__Task details__.
Set down every entry again word for word, please, but skip the pictures.

__Material for this task__.
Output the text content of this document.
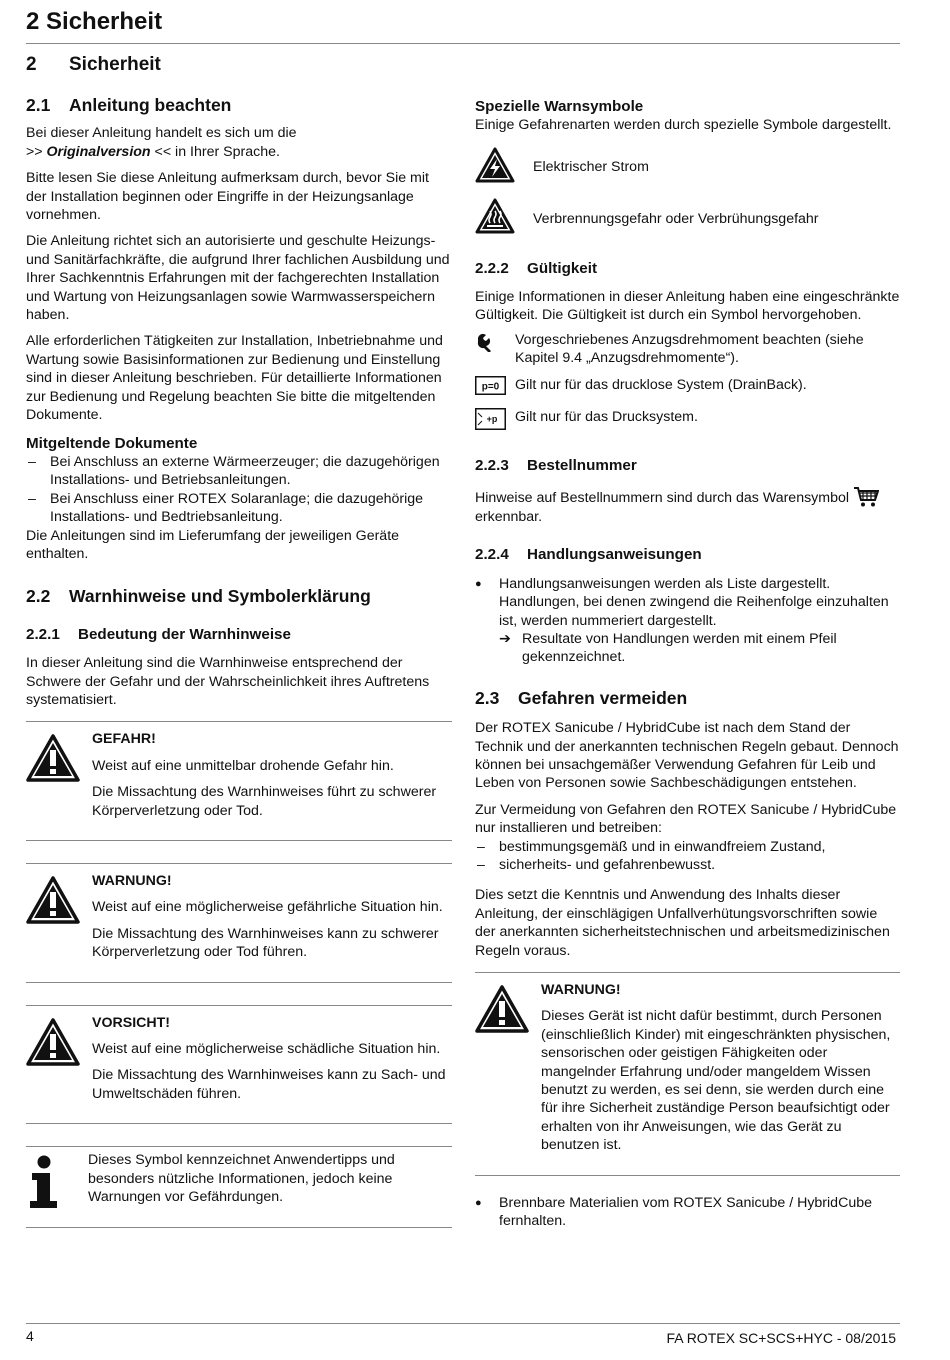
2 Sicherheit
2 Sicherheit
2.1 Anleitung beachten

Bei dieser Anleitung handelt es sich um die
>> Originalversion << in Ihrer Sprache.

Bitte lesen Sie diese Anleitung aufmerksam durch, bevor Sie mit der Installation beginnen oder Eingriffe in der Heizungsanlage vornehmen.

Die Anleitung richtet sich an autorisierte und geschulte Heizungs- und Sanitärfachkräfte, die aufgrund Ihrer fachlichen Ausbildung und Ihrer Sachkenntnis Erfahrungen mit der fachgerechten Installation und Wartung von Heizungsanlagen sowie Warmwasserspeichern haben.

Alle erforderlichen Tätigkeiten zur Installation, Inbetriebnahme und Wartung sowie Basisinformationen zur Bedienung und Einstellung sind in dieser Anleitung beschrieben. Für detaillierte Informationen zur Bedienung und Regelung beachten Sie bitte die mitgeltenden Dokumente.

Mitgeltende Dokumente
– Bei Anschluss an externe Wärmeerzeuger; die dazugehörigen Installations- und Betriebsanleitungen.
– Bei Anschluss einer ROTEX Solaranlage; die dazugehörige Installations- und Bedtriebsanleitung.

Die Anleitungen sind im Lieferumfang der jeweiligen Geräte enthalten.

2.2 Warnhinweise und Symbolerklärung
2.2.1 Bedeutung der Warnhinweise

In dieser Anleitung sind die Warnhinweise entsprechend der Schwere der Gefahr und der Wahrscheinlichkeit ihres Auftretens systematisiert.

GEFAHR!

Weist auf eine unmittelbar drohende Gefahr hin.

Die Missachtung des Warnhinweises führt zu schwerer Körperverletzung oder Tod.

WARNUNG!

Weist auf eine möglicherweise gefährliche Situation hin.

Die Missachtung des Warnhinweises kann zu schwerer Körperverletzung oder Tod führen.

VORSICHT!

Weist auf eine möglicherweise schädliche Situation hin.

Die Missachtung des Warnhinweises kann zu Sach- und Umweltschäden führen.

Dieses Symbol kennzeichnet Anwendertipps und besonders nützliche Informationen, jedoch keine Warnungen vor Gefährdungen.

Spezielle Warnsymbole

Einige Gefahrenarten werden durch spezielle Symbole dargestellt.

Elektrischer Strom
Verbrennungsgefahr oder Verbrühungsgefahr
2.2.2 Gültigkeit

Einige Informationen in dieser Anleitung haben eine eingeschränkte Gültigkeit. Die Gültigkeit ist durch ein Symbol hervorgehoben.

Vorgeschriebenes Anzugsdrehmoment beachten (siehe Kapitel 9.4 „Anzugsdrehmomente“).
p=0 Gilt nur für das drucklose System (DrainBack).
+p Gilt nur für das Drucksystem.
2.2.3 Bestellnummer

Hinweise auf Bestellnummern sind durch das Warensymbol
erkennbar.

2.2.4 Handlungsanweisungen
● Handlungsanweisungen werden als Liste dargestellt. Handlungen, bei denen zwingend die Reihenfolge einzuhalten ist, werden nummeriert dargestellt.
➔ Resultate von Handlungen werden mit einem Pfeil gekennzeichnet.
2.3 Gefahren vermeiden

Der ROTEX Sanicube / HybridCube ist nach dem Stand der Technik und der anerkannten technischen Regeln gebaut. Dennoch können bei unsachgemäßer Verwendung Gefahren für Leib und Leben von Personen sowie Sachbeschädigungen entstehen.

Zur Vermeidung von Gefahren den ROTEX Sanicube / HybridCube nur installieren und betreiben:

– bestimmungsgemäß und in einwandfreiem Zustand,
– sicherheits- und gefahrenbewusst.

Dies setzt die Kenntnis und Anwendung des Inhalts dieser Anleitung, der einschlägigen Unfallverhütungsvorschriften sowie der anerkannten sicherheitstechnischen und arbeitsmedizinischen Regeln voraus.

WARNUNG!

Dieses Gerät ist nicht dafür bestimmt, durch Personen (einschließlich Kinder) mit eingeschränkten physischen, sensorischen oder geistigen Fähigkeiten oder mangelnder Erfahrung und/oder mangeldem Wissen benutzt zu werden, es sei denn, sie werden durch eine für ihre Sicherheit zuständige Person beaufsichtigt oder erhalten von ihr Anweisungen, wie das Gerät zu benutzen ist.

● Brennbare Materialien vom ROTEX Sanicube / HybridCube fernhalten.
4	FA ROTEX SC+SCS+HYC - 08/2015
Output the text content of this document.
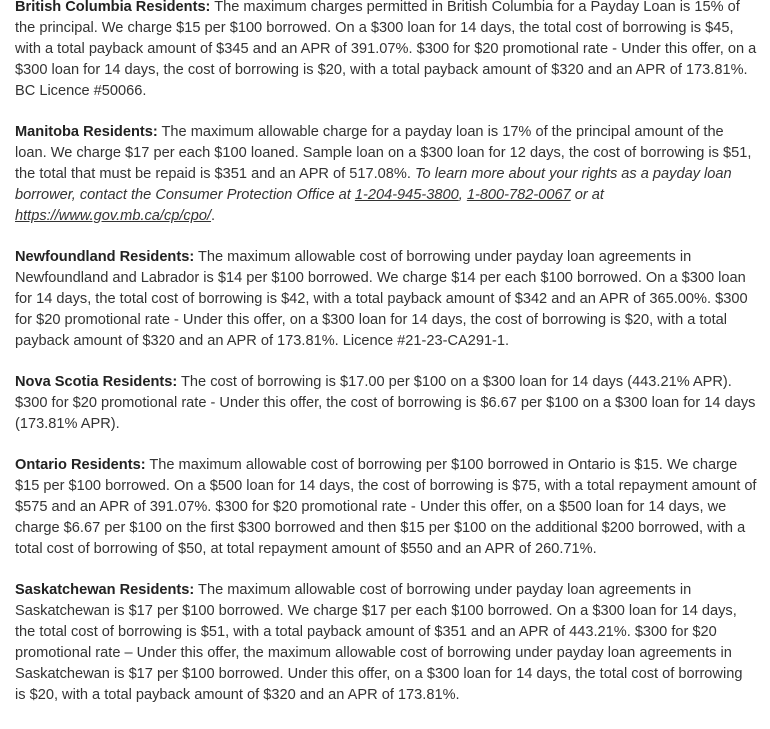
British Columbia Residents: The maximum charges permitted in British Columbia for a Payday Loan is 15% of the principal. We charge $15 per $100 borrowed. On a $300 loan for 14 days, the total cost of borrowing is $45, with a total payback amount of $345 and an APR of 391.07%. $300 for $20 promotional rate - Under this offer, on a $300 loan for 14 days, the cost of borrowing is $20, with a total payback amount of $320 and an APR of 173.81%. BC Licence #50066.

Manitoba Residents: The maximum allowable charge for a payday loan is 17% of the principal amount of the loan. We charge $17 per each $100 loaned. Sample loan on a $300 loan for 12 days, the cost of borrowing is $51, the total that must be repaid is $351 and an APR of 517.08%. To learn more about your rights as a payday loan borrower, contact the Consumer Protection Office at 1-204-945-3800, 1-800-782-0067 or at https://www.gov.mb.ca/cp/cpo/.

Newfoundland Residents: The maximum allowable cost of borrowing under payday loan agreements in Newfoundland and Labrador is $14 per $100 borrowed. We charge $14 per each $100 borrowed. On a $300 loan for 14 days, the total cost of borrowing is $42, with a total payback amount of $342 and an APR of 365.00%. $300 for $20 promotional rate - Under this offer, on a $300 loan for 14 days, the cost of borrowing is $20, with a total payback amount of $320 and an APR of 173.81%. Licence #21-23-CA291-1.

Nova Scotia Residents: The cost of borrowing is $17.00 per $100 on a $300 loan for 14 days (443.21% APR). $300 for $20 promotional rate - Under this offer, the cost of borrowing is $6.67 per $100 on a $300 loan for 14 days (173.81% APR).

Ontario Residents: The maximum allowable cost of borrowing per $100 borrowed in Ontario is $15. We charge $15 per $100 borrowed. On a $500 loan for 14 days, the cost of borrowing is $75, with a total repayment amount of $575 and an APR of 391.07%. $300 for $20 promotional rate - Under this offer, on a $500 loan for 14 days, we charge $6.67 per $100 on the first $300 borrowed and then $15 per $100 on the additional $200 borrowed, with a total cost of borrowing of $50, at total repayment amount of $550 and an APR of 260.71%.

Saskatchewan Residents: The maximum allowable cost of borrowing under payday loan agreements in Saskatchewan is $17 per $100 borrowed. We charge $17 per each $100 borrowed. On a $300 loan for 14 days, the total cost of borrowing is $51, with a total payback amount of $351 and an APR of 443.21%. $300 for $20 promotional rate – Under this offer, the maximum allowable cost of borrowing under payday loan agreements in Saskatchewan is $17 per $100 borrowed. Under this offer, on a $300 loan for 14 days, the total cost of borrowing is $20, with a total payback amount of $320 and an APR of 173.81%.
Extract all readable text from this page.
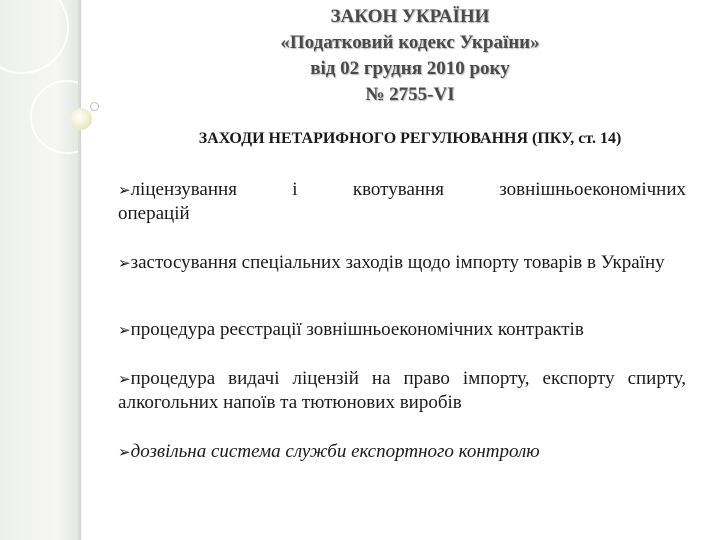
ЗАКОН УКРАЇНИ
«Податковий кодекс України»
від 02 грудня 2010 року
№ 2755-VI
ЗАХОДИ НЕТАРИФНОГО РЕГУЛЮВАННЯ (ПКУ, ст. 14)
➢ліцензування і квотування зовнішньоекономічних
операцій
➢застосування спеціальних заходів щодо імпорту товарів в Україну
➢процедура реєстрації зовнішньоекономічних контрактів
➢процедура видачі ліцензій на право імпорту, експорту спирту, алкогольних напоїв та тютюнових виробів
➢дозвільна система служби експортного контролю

__Solution to this task__.
Output the text content of this document.
2 Sicherheit
2 Sicherheit
2.1 Anleitung beachten

Bei dieser Anleitung handelt es sich um die
>> Originalversion << in Ihrer Sprache.

Bitte lesen Sie diese Anleitung aufmerksam durch, bevor Sie mit der Installation beginnen oder Eingriffe in der Heizungsanlage vornehmen.

Die Anleitung richtet sich an autorisierte und geschulte Heizungs- und Sanitärfachkräfte, die aufgrund Ihrer fachlichen Ausbildung und Ihrer Sachkenntnis Erfahrungen mit der fachgerechten Installation und Wartung von Heizungsanlagen sowie Warmwasserspeichern haben.

Alle erforderlichen Tätigkeiten zur Installation, Inbetriebnahme und Wartung sowie Basisinformationen zur Bedienung und Einstellung sind in dieser Anleitung beschrieben. Für detaillierte Informationen zur Bedienung und Regelung beachten Sie bitte die mitgeltenden Dokumente.

Mitgeltende Dokumente
– Bei Anschluss an externe Wärmeerzeuger; die dazugehörigen Installations- und Betriebsanleitungen.
– Bei Anschluss einer ROTEX Solaranlage; die dazugehörige Installations- und Bedtriebsanleitung.

Die Anleitungen sind im Lieferumfang der jeweiligen Geräte enthalten.

2.2 Warnhinweise und Symbolerklärung
2.2.1 Bedeutung der Warnhinweise

In dieser Anleitung sind die Warnhinweise entsprechend der Schwere der Gefahr und der Wahrscheinlichkeit ihres Auftretens systematisiert.

GEFAHR!

Weist auf eine unmittelbar drohende Gefahr hin.

Die Missachtung des Warnhinweises führt zu schwerer Körperverletzung oder Tod.

WARNUNG!

Weist auf eine möglicherweise gefährliche Situation hin.

Die Missachtung des Warnhinweises kann zu schwerer Körperverletzung oder Tod führen.

VORSICHT!

Weist auf eine möglicherweise schädliche Situation hin.

Die Missachtung des Warnhinweises kann zu Sach- und Umweltschäden führen.

Dieses Symbol kennzeichnet Anwendertipps und besonders nützliche Informationen, jedoch keine Warnungen vor Gefährdungen.

Spezielle Warnsymbole

Einige Gefahrenarten werden durch spezielle Symbole dargestellt.

Elektrischer Strom
Verbrennungsgefahr oder Verbrühungsgefahr
2.2.2 Gültigkeit

Einige Informationen in dieser Anleitung haben eine eingeschränkte Gültigkeit. Die Gültigkeit ist durch ein Symbol hervorgehoben.

Vorgeschriebenes Anzugsdrehmoment beachten (siehe Kapitel 9.4 „Anzugsdrehmomente“).
p=0 Gilt nur für das drucklose System (DrainBack).
+p Gilt nur für das Drucksystem.
2.2.3 Bestellnummer

Hinweise auf Bestellnummern sind durch das Warensymbol
erkennbar.

2.2.4 Handlungsanweisungen
● Handlungsanweisungen werden als Liste dargestellt. Handlungen, bei denen zwingend die Reihenfolge einzuhalten ist, werden nummeriert dargestellt.
➔ Resultate von Handlungen werden mit einem Pfeil gekennzeichnet.
2.3 Gefahren vermeiden

Der ROTEX Sanicube / HybridCube ist nach dem Stand der Technik und der anerkannten technischen Regeln gebaut. Dennoch können bei unsachgemäßer Verwendung Gefahren für Leib und Leben von Personen sowie Sachbeschädigungen entstehen.

Zur Vermeidung von Gefahren den ROTEX Sanicube / HybridCube nur installieren und betreiben:

– bestimmungsgemäß und in einwandfreiem Zustand,
– sicherheits- und gefahrenbewusst.

Dies setzt die Kenntnis und Anwendung des Inhalts dieser Anleitung, der einschlägigen Unfallverhütungsvorschriften sowie der anerkannten sicherheitstechnischen und arbeitsmedizinischen Regeln voraus.

WARNUNG!

Dieses Gerät ist nicht dafür bestimmt, durch Personen (einschließlich Kinder) mit eingeschränkten physischen, sensorischen oder geistigen Fähigkeiten oder mangelnder Erfahrung und/oder mangeldem Wissen benutzt zu werden, es sei denn, sie werden durch eine für ihre Sicherheit zuständige Person beaufsichtigt oder erhalten von ihr Anweisungen, wie das Gerät zu benutzen ist.

● Brennbare Materialien vom ROTEX Sanicube / HybridCube fernhalten.
4	FA ROTEX SC+SCS+HYC - 08/2015
Output the text content of this document.
British Columbia Residents: The maximum charges permitted in British Columbia for a Payday Loan is 15% of the principal. We charge $15 per $100 borrowed. On a $300 loan for 14 days, the total cost of borrowing is $45, with a total payback amount of $345 and an APR of 391.07%. $300 for $20 promotional rate - Under this offer, on a $300 loan for 14 days, the cost of borrowing is $20, with a total payback amount of $320 and an APR of 173.81%. BC Licence #50066.

Manitoba Residents: The maximum allowable charge for a payday loan is 17% of the principal amount of the loan. We charge $17 per each $100 loaned. Sample loan on a $300 loan for 12 days, the cost of borrowing is $51, the total that must be repaid is $351 and an APR of 517.08%. To learn more about your rights as a payday loan borrower, contact the Consumer Protection Office at 1-204-945-3800, 1-800-782-0067 or at https://www.gov.mb.ca/cp/cpo/.

Newfoundland Residents: The maximum allowable cost of borrowing under payday loan agreements in Newfoundland and Labrador is $14 per $100 borrowed. We charge $14 per each $100 borrowed. On a $300 loan for 14 days, the total cost of borrowing is $42, with a total payback amount of $342 and an APR of 365.00%. $300 for $20 promotional rate - Under this offer, on a $300 loan for 14 days, the cost of borrowing is $20, with a total payback amount of $320 and an APR of 173.81%. Licence #21-23-CA291-1.

Nova Scotia Residents: The cost of borrowing is $17.00 per $100 on a $300 loan for 14 days (443.21% APR). $300 for $20 promotional rate - Under this offer, the cost of borrowing is $6.67 per $100 on a $300 loan for 14 days (173.81% APR).

Ontario Residents: The maximum allowable cost of borrowing per $100 borrowed in Ontario is $15. We charge $15 per $100 borrowed. On a $500 loan for 14 days, the cost of borrowing is $75, with a total repayment amount of $575 and an APR of 391.07%. $300 for $20 promotional rate - Under this offer, on a $500 loan for 14 days, we charge $6.67 per $100 on the first $300 borrowed and then $15 per $100 on the additional $200 borrowed, with a total cost of borrowing of $50, at total repayment amount of $550 and an APR of 260.71%.

Saskatchewan Residents: The maximum allowable cost of borrowing under payday loan agreements in Saskatchewan is $17 per $100 borrowed. We charge $17 per each $100 borrowed. On a $300 loan for 14 days, the total cost of borrowing is $51, with a total payback amount of $351 and an APR of 443.21%. $300 for $20 promotional rate – Under this offer, the maximum allowable cost of borrowing under payday loan agreements in Saskatchewan is $17 per $100 borrowed. Under this offer, on a $300 loan for 14 days, the total cost of borrowing is $20, with a total payback amount of $320 and an APR of 173.81%.
Extract all readable text from this page.
ЗАКОН УКРАЇНИ
«Податковий кодекс України»
від 02 грудня 2010 року
№ 2755-VI
ЗАХОДИ НЕТАРИФНОГО РЕГУЛЮВАННЯ (ПКУ, ст. 14)
➢ліцензування і квотування зовнішньоекономічних
операцій
➢застосування спеціальних заходів щодо імпорту товарів в Україну
➢процедура реєстрації зовнішньоекономічних контрактів
➢процедура видачі ліцензій на право імпорту, експорту спирту, алкогольних напоїв та тютюнових виробів
➢дозвільна система служби експортного контролю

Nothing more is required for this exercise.